Document text:
The financial information set out in these preliminary results does not constitute the company's statutory accounts for the periods ended 31 March 2016 or 31 March 2015. Statutory accounts for the period ended 31 March 2015 have been filed with the Registrar of Companies and those for the period ended 31 March 2016 will be delivered to the Registrar in due course; both have been reported on by the auditors. The auditors' report on the Annual Report and Financial Statements for the period ended 31 March 2015 was unqualified, did not draw attention to any matters by way of emphasis, and did not contain a statement under 498(2) or 498(3) of the Companies Act 2006.

 

The auditors' report on the Annual Report and Financial Statements for the period ended 31 March 2016 is unqualified, did not draw attention to any matters by way of emphasis, and did not contain a statement under 498(2) or 498(3) of the Companies Act 2006.

 

Basis of accounting

 

The Group's financial statements have been prepared under the historical cost convention (except for certain financial instruments and equity investments which are measured at fair value), in accordance with International Financial Reporting Standards (IFRS) issued by the International Accounting Standards Board as endorsed by the European Union, interpretations issued by the IFRS Interpretations Committee (IFRS IC) and with those parts of the Companies Act 2006 applicable to companies preparing their financial statements under adopted IFRS.

 

Going Concern

 

The financial statements are prepared on a going concern basis, which assumes that the Group will continue in operational existence for the foreseeable future, and at least 12 months from the date these financial statements are approved.

 

As part of the Group's going concern review, the Directors have reviewed the Group's trading forecasts and working capital requirements for the foreseeable future. These forecasts indicate that, in order to continue as a going concern, the Group is dependent on the achievement of certain operating performance measures relating to the production and sales of Accoya® wood from the plant in Arnhem and the collection of on-going working capital items in line with internally agreed budgets.

Dataset content:

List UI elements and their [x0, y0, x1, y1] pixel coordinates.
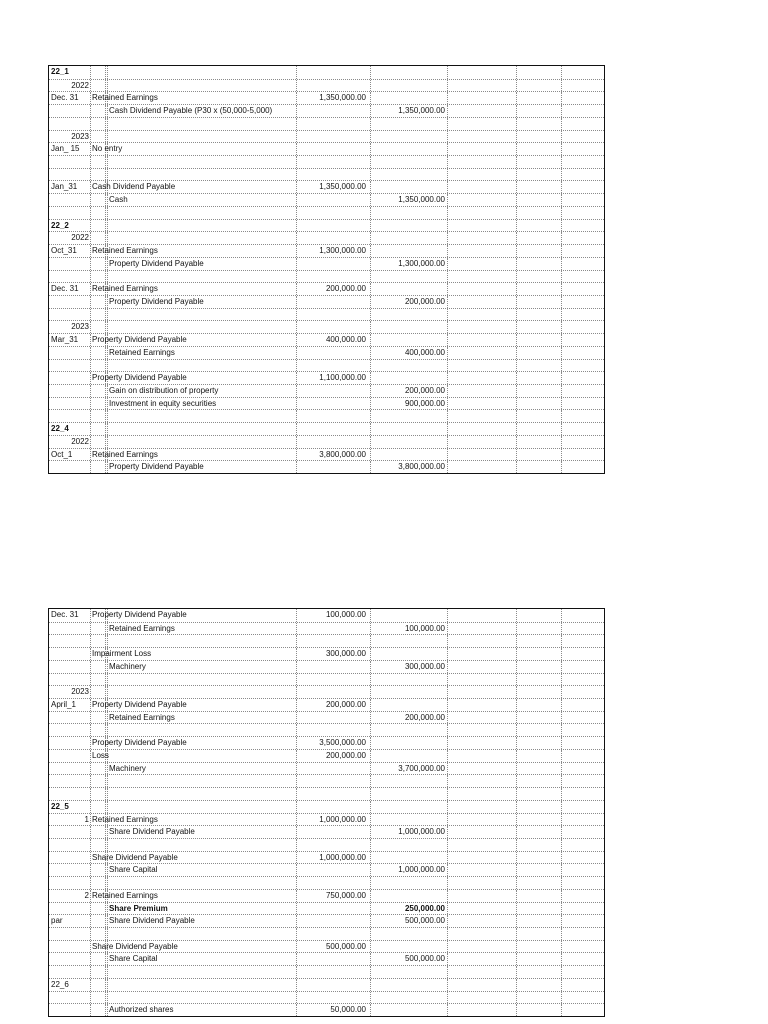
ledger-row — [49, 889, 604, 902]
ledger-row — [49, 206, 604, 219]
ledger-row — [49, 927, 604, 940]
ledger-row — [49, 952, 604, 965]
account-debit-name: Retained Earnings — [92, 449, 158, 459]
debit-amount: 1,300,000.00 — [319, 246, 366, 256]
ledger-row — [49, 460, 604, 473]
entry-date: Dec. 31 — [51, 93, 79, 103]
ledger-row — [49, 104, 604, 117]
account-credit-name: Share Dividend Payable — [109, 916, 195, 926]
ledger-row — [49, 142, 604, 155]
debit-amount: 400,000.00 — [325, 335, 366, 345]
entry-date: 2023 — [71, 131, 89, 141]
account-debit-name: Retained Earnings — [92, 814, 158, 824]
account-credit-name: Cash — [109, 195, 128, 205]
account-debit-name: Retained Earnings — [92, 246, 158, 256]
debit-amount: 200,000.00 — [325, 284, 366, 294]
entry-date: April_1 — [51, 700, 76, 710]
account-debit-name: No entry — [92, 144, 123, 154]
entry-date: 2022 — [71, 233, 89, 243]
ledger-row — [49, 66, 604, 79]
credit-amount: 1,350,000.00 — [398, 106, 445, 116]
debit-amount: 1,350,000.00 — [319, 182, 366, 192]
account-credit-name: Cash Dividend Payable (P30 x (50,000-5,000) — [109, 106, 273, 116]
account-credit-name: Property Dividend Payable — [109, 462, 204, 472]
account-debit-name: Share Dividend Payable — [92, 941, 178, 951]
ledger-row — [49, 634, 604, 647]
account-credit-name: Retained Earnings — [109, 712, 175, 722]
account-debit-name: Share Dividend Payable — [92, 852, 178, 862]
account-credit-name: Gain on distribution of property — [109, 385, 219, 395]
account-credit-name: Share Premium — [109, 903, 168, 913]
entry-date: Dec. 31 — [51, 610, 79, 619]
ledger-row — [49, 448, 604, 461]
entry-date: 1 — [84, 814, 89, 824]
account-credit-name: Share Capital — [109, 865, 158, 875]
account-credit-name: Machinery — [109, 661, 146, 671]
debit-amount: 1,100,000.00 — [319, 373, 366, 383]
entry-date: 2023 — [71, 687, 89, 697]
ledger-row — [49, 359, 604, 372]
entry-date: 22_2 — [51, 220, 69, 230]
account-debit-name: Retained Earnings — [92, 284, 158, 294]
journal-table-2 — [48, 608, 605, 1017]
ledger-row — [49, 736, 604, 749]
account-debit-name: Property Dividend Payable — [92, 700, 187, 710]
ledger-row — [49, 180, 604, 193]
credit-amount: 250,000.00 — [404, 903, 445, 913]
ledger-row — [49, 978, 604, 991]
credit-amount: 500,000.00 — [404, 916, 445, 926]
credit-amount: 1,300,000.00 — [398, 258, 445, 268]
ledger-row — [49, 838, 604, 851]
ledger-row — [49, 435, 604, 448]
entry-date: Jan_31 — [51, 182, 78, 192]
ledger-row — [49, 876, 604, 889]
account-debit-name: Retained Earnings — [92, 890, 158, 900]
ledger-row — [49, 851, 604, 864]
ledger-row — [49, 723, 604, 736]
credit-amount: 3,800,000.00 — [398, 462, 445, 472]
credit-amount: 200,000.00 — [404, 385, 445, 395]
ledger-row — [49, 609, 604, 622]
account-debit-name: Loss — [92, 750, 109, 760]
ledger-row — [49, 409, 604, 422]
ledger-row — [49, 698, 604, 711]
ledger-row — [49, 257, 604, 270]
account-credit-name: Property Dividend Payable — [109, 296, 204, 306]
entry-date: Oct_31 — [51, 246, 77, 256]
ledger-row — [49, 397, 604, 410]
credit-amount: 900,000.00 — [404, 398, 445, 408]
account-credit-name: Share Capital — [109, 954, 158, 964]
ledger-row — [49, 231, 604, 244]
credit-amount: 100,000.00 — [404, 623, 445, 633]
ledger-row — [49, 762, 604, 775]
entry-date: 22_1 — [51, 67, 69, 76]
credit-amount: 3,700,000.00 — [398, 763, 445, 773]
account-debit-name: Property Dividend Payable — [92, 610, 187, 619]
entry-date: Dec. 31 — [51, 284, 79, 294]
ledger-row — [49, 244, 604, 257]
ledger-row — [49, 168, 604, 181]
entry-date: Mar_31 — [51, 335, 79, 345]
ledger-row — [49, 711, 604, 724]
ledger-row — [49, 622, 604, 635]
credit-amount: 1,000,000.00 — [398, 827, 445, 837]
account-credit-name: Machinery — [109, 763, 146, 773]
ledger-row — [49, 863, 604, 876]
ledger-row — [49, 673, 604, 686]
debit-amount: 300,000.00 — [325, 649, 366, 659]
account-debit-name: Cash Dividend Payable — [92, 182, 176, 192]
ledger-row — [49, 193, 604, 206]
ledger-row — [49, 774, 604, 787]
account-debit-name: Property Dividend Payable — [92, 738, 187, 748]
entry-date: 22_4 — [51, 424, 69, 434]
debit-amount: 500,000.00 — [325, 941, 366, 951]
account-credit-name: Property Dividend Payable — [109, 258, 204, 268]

Exercise instructions:
1. According to the financial results text, where is the plant that produces Accoya® wood?
2. Write out the passage of the financial results text that begins with the words "The financial statements" and stops after "statements are approved.".
The rows come from a different source than the financial results text.

Per-task outputs:
1. Arnhem.

2.
The financial statements are prepared on a going concern basis, which assumes that the Group will continue in operational existence for the foreseeable future, and at least 12 months from the date these financial statements are approved.